-- Stated goal --
Transcribe the whole listing below without changing a word, but leave out every image.

-- Data entries --
※
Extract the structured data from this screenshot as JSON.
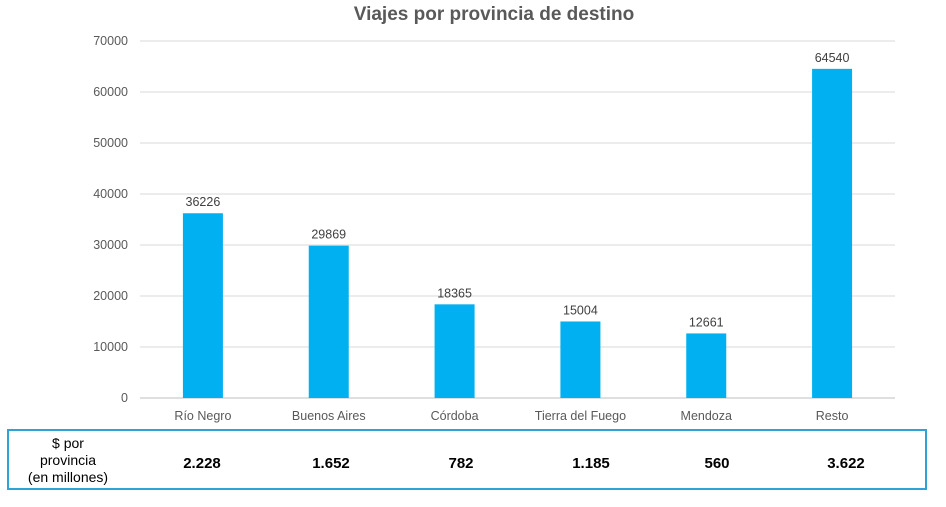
{
  "chart_data": {
    "type": "bar",
    "title": "Viajes por provincia de destino",
    "categories": [
      "Río Negro",
      "Buenos Aires",
      "Córdoba",
      "Tierra del Fuego",
      "Mendoza",
      "Resto"
    ],
    "values": [
      36226,
      29869,
      18365,
      15004,
      12661,
      64540
    ],
    "ylim": [
      0,
      70000
    ],
    "yticks": [
      0,
      10000,
      20000,
      30000,
      40000,
      50000,
      60000,
      70000
    ],
    "grid": true,
    "bar_color": "#00B0F0",
    "xlabel": "",
    "ylabel": ""
  },
  "money_table": {
    "header_lines": [
      "$ por",
      "provincia",
      "(en millones)"
    ],
    "values": [
      "2.228",
      "1.652",
      "782",
      "1.185",
      "560",
      "3.622"
    ],
    "border_color": "#2EA3D6"
  }
}
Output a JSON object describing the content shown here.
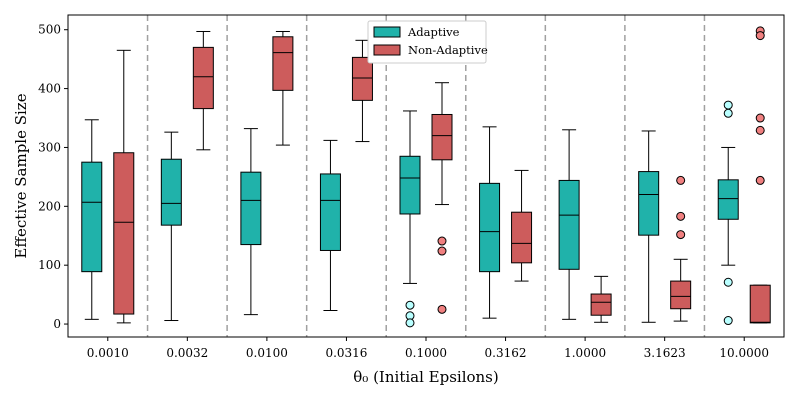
{
  "chart_data": {
    "type": "box",
    "xlabel": "θ₀ (Initial Epsilons)",
    "ylabel": "Effective Sample Size",
    "ylim": [
      -22,
      525
    ],
    "yticks": [
      0,
      100,
      200,
      300,
      400,
      500
    ],
    "categories": [
      "0.0010",
      "0.0032",
      "0.0100",
      "0.0316",
      "0.1000",
      "0.3162",
      "1.0000",
      "3.1623",
      "10.0000"
    ],
    "legend": {
      "position": "top-center"
    },
    "series": [
      {
        "name": "Adaptive",
        "color": "#20b2aa",
        "flier_color": "#b9ffff",
        "boxes": [
          {
            "whislo": 8,
            "q1": 89,
            "med": 207,
            "q3": 275,
            "whishi": 347,
            "fliers": []
          },
          {
            "whislo": 6,
            "q1": 168,
            "med": 205,
            "q3": 280,
            "whishi": 326,
            "fliers": []
          },
          {
            "whislo": 16,
            "q1": 135,
            "med": 210,
            "q3": 258,
            "whishi": 332,
            "fliers": []
          },
          {
            "whislo": 23,
            "q1": 125,
            "med": 210,
            "q3": 255,
            "whishi": 312,
            "fliers": []
          },
          {
            "whislo": 69,
            "q1": 187,
            "med": 248,
            "q3": 285,
            "whishi": 362,
            "fliers": [
              32,
              14,
              2
            ]
          },
          {
            "whislo": 10,
            "q1": 89,
            "med": 157,
            "q3": 239,
            "whishi": 335,
            "fliers": []
          },
          {
            "whislo": 8,
            "q1": 93,
            "med": 185,
            "q3": 244,
            "whishi": 330,
            "fliers": []
          },
          {
            "whislo": 3,
            "q1": 151,
            "med": 220,
            "q3": 259,
            "whishi": 328,
            "fliers": []
          },
          {
            "whislo": 100,
            "q1": 178,
            "med": 213,
            "q3": 245,
            "whishi": 300,
            "fliers": [
              372,
              358,
              71,
              6
            ]
          }
        ]
      },
      {
        "name": "Non-Adaptive",
        "color": "#cd5c5c",
        "flier_color": "#f08080",
        "boxes": [
          {
            "whislo": 2,
            "q1": 17,
            "med": 173,
            "q3": 291,
            "whishi": 465,
            "fliers": []
          },
          {
            "whislo": 296,
            "q1": 366,
            "med": 420,
            "q3": 470,
            "whishi": 497,
            "fliers": []
          },
          {
            "whislo": 304,
            "q1": 397,
            "med": 461,
            "q3": 488,
            "whishi": 497,
            "fliers": []
          },
          {
            "whislo": 310,
            "q1": 380,
            "med": 418,
            "q3": 453,
            "whishi": 482,
            "fliers": []
          },
          {
            "whislo": 203,
            "q1": 279,
            "med": 320,
            "q3": 356,
            "whishi": 410,
            "fliers": [
              141,
              124,
              25
            ]
          },
          {
            "whislo": 73,
            "q1": 104,
            "med": 137,
            "q3": 190,
            "whishi": 261,
            "fliers": []
          },
          {
            "whislo": 3,
            "q1": 15,
            "med": 37,
            "q3": 51,
            "whishi": 81,
            "fliers": []
          },
          {
            "whislo": 5,
            "q1": 26,
            "med": 47,
            "q3": 73,
            "whishi": 110,
            "fliers": [
              244,
              183,
              152
            ]
          },
          {
            "whislo": 2,
            "q1": 2,
            "med": 3,
            "q3": 66,
            "whishi": 66,
            "fliers": [
              498,
              490,
              350,
              329,
              244
            ]
          }
        ]
      }
    ]
  }
}
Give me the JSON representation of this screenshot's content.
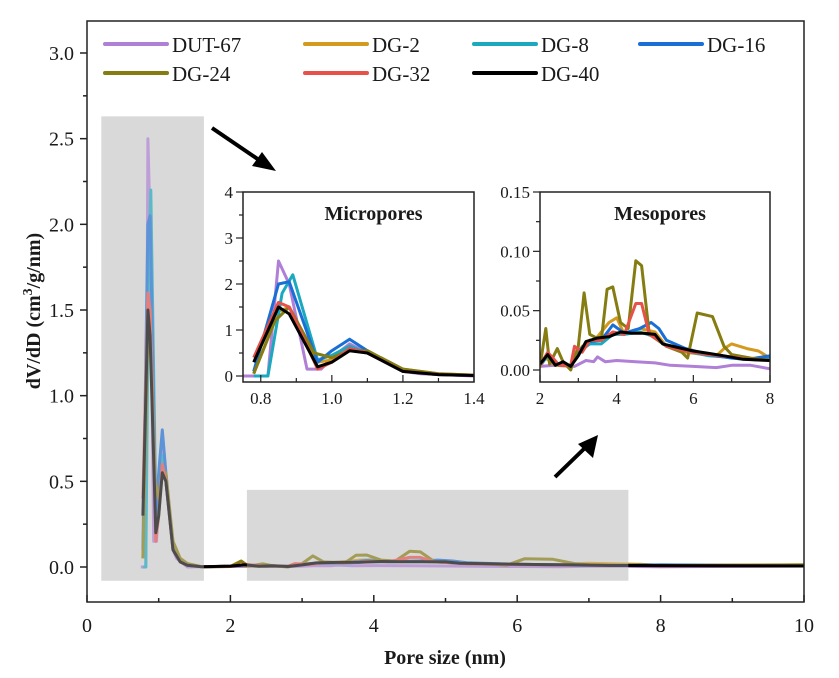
※
-- Written response --
Extract the structured data from this screenshot as JSON.
{
  "chart_data": {
    "type": "bar",
    "title": "Viajes por provincia de destino",
    "categories": [
      "Río Negro",
      "Buenos Aires",
      "Córdoba",
      "Tierra del Fuego",
      "Mendoza",
      "Resto"
    ],
    "values": [
      36226,
      29869,
      18365,
      15004,
      12661,
      64540
    ],
    "ylim": [
      0,
      70000
    ],
    "yticks": [
      0,
      10000,
      20000,
      30000,
      40000,
      50000,
      60000,
      70000
    ],
    "grid": true,
    "bar_color": "#00B0F0",
    "xlabel": "",
    "ylabel": ""
  },
  "money_table": {
    "header_lines": [
      "$ por",
      "provincia",
      "(en millones)"
    ],
    "values": [
      "2.228",
      "1.652",
      "782",
      "1.185",
      "560",
      "3.622"
    ],
    "border_color": "#2EA3D6"
  }
}
Output a JSON object describing the content shown here.
{
  "chart_data": {
    "type": "box",
    "xlabel": "θ₀ (Initial Epsilons)",
    "ylabel": "Effective Sample Size",
    "ylim": [
      -22,
      525
    ],
    "yticks": [
      0,
      100,
      200,
      300,
      400,
      500
    ],
    "categories": [
      "0.0010",
      "0.0032",
      "0.0100",
      "0.0316",
      "0.1000",
      "0.3162",
      "1.0000",
      "3.1623",
      "10.0000"
    ],
    "legend": {
      "position": "top-center"
    },
    "series": [
      {
        "name": "Adaptive",
        "color": "#20b2aa",
        "flier_color": "#b9ffff",
        "boxes": [
          {
            "whislo": 8,
            "q1": 89,
            "med": 207,
            "q3": 275,
            "whishi": 347,
            "fliers": []
          },
          {
            "whislo": 6,
            "q1": 168,
            "med": 205,
            "q3": 280,
            "whishi": 326,
            "fliers": []
          },
          {
            "whislo": 16,
            "q1": 135,
            "med": 210,
            "q3": 258,
            "whishi": 332,
            "fliers": []
          },
          {
            "whislo": 23,
            "q1": 125,
            "med": 210,
            "q3": 255,
            "whishi": 312,
            "fliers": []
          },
          {
            "whislo": 69,
            "q1": 187,
            "med": 248,
            "q3": 285,
            "whishi": 362,
            "fliers": [
              32,
              14,
              2
            ]
          },
          {
            "whislo": 10,
            "q1": 89,
            "med": 157,
            "q3": 239,
            "whishi": 335,
            "fliers": []
          },
          {
            "whislo": 8,
            "q1": 93,
            "med": 185,
            "q3": 244,
            "whishi": 330,
            "fliers": []
          },
          {
            "whislo": 3,
            "q1": 151,
            "med": 220,
            "q3": 259,
            "whishi": 328,
            "fliers": []
          },
          {
            "whislo": 100,
            "q1": 178,
            "med": 213,
            "q3": 245,
            "whishi": 300,
            "fliers": [
              372,
              358,
              71,
              6
            ]
          }
        ]
      },
      {
        "name": "Non-Adaptive",
        "color": "#cd5c5c",
        "flier_color": "#f08080",
        "boxes": [
          {
            "whislo": 2,
            "q1": 17,
            "med": 173,
            "q3": 291,
            "whishi": 465,
            "fliers": []
          },
          {
            "whislo": 296,
            "q1": 366,
            "med": 420,
            "q3": 470,
            "whishi": 497,
            "fliers": []
          },
          {
            "whislo": 304,
            "q1": 397,
            "med": 461,
            "q3": 488,
            "whishi": 497,
            "fliers": []
          },
          {
            "whislo": 310,
            "q1": 380,
            "med": 418,
            "q3": 453,
            "whishi": 482,
            "fliers": []
          },
          {
            "whislo": 203,
            "q1": 279,
            "med": 320,
            "q3": 356,
            "whishi": 410,
            "fliers": [
              141,
              124,
              25
            ]
          },
          {
            "whislo": 73,
            "q1": 104,
            "med": 137,
            "q3": 190,
            "whishi": 261,
            "fliers": []
          },
          {
            "whislo": 3,
            "q1": 15,
            "med": 37,
            "q3": 51,
            "whishi": 81,
            "fliers": []
          },
          {
            "whislo": 5,
            "q1": 26,
            "med": 47,
            "q3": 73,
            "whishi": 110,
            "fliers": [
              244,
              183,
              152
            ]
          },
          {
            "whislo": 2,
            "q1": 2,
            "med": 3,
            "q3": 66,
            "whishi": 66,
            "fliers": [
              498,
              490,
              350,
              329,
              244
            ]
          }
        ]
      }
    ]
  }
}
Give me the JSON representation of this screenshot's content.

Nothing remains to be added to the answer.